◆ **EXERCISE BRIEF**
Determine how many lines of this material contain "text". Give only the number.

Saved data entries
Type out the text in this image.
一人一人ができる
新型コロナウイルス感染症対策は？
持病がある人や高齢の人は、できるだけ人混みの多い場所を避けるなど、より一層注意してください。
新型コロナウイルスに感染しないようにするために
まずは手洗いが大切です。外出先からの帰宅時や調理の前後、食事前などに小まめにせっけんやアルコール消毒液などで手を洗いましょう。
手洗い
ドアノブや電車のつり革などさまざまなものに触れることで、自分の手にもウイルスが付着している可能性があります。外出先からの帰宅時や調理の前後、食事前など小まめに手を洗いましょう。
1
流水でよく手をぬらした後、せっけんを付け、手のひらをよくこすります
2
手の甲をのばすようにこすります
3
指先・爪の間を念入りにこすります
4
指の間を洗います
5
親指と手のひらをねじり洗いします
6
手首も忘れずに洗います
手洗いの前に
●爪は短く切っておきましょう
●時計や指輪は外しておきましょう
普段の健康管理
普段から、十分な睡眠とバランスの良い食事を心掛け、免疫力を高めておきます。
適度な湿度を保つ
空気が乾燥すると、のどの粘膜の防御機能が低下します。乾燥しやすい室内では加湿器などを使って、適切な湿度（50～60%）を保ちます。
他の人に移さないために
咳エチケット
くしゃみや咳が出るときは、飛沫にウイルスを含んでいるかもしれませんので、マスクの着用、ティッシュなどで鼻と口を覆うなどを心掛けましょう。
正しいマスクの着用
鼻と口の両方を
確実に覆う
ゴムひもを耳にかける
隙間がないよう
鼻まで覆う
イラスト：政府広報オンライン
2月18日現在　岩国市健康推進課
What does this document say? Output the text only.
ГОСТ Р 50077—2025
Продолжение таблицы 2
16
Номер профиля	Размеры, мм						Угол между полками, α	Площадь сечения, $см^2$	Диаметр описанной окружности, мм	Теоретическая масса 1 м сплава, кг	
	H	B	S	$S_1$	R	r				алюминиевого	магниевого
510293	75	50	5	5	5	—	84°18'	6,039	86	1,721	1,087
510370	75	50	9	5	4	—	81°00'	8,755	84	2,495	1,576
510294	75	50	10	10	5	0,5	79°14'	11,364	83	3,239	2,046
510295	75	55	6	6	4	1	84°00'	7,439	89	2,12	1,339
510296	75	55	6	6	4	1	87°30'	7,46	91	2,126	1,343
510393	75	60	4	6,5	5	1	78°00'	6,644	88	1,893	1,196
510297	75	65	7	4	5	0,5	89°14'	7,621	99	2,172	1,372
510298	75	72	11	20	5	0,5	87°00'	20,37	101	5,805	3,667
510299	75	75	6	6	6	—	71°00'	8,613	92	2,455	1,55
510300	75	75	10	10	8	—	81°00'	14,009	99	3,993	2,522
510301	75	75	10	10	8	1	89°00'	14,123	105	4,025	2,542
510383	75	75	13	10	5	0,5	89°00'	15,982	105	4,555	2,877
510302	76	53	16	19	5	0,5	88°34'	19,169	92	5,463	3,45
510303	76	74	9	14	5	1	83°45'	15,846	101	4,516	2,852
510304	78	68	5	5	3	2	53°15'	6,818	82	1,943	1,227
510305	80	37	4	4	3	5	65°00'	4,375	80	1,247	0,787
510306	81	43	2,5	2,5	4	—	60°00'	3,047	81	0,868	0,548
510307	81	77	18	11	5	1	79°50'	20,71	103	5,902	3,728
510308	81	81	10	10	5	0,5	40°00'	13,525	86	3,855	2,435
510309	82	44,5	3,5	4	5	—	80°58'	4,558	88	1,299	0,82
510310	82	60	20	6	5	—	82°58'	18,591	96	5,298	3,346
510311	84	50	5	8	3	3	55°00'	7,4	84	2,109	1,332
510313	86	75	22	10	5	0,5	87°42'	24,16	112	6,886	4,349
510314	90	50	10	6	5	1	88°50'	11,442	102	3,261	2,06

◆ **FULL ANSWER**
2